PASSAGE TO READ:

As the coronavirus outbreak had put major firms into unforeseen circumstances and pushed most employees to work remotely, Facebook CEO Mark Zuckerberg has announced on May 22 that the California-based social media giant is planning to shift 50 per cent of its workforce to work from home for at least 5-10 years. Among many changes expected in the ‘post-COVID-19 era’, Zuckerberg claimed that Facebook would be “most forward-leaning company” on working remotely at their scale, therefore, the authorities are currently planning a “thoughtful and responsible” plan to implement the idea. However, Facebook co-founder noted that there are still many “open questions” about making it work but also acknowledged the benefits.
Facebook CEO said, “There are some very clear benefits to remote work. It lets us access talent pools outside of traditional tech hubs in big cities -- and that should help spread economic opportunity much more widely around the country and world while also helping us build a more diverse company.”
“It should be better for the environment because of reduced commuting. Since many people feel more productive outside the office, it should help us better serve our community. For us specifically, it should help us advance some of the future technology we're developing”, he added.
Zuckerberg said that the company had surveyed the employees asking about their experience of working from home amid the global health crisis leading to nationwide lockdowns. He revealed that more than 50 per cent of the workforce at Facebook admitted that they are as productive at home as they are in the office. Moreover, at least 40 per cent of employees are interested in working remotely full time but over 50 per cent wish to get back to office as soon as possible.

INPUT DATA:
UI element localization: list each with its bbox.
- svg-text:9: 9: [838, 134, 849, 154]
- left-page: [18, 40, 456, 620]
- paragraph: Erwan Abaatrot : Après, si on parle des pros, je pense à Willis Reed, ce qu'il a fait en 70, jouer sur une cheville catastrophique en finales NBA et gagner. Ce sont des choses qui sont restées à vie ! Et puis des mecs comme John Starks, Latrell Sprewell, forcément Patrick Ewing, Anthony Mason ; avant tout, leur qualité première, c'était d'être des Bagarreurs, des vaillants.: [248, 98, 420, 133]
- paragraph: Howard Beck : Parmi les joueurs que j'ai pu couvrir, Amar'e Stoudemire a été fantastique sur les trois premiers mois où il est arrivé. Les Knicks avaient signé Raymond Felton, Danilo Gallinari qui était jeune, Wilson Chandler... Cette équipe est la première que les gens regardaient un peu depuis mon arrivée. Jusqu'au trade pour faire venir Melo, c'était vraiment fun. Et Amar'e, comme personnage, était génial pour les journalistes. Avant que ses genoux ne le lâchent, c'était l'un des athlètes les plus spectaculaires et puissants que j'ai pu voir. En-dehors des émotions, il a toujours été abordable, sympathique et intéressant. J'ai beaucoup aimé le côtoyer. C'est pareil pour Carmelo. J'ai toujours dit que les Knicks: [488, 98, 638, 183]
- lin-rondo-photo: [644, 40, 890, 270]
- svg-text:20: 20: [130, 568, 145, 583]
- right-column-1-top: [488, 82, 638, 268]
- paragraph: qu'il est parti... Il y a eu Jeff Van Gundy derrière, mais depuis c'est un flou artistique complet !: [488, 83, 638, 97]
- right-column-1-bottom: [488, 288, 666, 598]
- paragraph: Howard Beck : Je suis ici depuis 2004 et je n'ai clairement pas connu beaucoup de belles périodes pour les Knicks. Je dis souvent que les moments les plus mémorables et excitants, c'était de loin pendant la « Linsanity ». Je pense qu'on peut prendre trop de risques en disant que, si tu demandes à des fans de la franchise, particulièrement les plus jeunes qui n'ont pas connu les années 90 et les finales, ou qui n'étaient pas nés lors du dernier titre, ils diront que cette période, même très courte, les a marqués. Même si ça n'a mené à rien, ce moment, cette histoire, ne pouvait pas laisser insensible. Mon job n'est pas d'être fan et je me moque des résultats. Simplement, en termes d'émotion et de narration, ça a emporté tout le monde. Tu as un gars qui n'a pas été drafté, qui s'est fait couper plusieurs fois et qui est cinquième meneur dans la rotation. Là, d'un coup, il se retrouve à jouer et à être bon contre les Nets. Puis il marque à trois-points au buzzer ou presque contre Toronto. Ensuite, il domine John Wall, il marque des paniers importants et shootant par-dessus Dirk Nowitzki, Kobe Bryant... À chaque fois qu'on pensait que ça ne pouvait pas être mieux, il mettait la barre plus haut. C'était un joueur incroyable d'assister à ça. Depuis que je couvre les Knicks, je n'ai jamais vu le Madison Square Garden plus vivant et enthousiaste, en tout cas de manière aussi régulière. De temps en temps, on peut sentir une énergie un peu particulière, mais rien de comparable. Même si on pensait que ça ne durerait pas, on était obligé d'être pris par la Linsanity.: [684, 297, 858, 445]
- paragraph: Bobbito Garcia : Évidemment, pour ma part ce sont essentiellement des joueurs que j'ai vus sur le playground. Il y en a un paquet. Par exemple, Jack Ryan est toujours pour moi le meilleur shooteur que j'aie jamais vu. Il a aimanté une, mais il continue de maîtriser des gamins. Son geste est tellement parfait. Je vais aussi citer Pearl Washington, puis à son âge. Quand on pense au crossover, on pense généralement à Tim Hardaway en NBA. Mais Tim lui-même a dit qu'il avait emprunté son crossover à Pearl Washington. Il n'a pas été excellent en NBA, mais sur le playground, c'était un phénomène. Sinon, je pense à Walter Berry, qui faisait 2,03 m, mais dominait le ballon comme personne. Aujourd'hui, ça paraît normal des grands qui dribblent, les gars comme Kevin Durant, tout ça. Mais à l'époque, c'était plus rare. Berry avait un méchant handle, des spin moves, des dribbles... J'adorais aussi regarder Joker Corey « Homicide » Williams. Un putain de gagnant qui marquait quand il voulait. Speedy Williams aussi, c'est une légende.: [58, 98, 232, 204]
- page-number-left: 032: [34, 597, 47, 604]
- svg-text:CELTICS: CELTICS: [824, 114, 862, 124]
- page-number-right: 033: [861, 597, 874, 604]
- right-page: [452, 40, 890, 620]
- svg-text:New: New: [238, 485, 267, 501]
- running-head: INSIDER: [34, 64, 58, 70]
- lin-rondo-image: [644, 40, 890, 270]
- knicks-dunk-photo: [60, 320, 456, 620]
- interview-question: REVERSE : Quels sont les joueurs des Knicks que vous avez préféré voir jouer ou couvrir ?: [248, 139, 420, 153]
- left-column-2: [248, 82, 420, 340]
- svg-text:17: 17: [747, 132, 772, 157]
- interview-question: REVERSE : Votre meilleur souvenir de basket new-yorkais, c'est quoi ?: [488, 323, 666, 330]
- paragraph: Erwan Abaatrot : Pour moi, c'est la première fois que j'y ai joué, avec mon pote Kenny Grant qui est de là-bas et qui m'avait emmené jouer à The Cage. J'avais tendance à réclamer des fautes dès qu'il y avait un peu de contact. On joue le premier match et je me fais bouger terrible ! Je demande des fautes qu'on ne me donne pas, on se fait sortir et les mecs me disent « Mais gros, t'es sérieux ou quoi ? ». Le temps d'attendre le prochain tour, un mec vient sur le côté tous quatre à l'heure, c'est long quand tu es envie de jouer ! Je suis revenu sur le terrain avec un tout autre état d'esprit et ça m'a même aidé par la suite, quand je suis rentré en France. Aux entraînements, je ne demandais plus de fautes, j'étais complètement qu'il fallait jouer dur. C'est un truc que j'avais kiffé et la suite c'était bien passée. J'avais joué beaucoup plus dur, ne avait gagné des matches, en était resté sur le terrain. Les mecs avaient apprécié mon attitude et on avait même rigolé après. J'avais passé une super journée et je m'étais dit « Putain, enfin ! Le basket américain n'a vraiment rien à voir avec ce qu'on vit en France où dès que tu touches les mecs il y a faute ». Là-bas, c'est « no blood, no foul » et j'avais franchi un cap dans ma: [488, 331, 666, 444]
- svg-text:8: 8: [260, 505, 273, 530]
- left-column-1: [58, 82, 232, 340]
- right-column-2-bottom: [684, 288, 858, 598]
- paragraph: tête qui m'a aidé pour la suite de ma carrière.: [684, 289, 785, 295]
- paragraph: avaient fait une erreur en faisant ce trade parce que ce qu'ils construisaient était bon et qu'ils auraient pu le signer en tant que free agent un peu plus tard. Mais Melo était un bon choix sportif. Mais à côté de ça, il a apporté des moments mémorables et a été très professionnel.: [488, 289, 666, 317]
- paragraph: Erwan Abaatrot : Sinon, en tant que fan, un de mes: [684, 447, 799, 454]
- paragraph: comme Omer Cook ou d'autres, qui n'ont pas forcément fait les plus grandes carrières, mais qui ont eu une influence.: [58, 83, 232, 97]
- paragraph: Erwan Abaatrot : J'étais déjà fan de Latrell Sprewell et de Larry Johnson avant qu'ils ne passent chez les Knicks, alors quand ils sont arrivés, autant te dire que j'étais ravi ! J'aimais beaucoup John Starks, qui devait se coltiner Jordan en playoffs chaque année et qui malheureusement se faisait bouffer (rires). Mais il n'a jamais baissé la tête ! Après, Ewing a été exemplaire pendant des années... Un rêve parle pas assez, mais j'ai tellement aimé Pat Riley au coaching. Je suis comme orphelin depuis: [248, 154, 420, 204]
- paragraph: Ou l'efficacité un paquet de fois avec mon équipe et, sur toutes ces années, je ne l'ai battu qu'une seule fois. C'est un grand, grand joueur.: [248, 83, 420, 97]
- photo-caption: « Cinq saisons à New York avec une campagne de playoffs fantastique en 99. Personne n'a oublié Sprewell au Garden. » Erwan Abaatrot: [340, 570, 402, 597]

REQUIRED ACTIONS:
1. Return the portion of the passage on Facebook's remote work plan between "Zuckerberg said that" and "soon as possible.", inclusive.
2. Answer these questions from the passage on Facebook's remote work plan:
(a) On what date did Zuckerberg make the announcement?
(b) What share of its workforce is Facebook planning to shift to working from home?
(c) What share of employees are interested in working remotely full time?
The lines have no connection to the passage on Facebook's remote work plan.

ANSWERS TO EACH TASK:
1.
Zuckerberg said that the company had surveyed the employees asking about their experience of working from home amid the global health crisis leading to nationwide lockdowns. He revealed that more than 50 per cent of the workforce at Facebook admitted that they are as productive at home as they are in the office. Moreover, at least 40 per cent of employees are interested in working remotely full time but over 50 per cent wish to get back to office as soon as possible.

2.
(a) May 22
(b) 50 per cent
(c) At least 40 per cent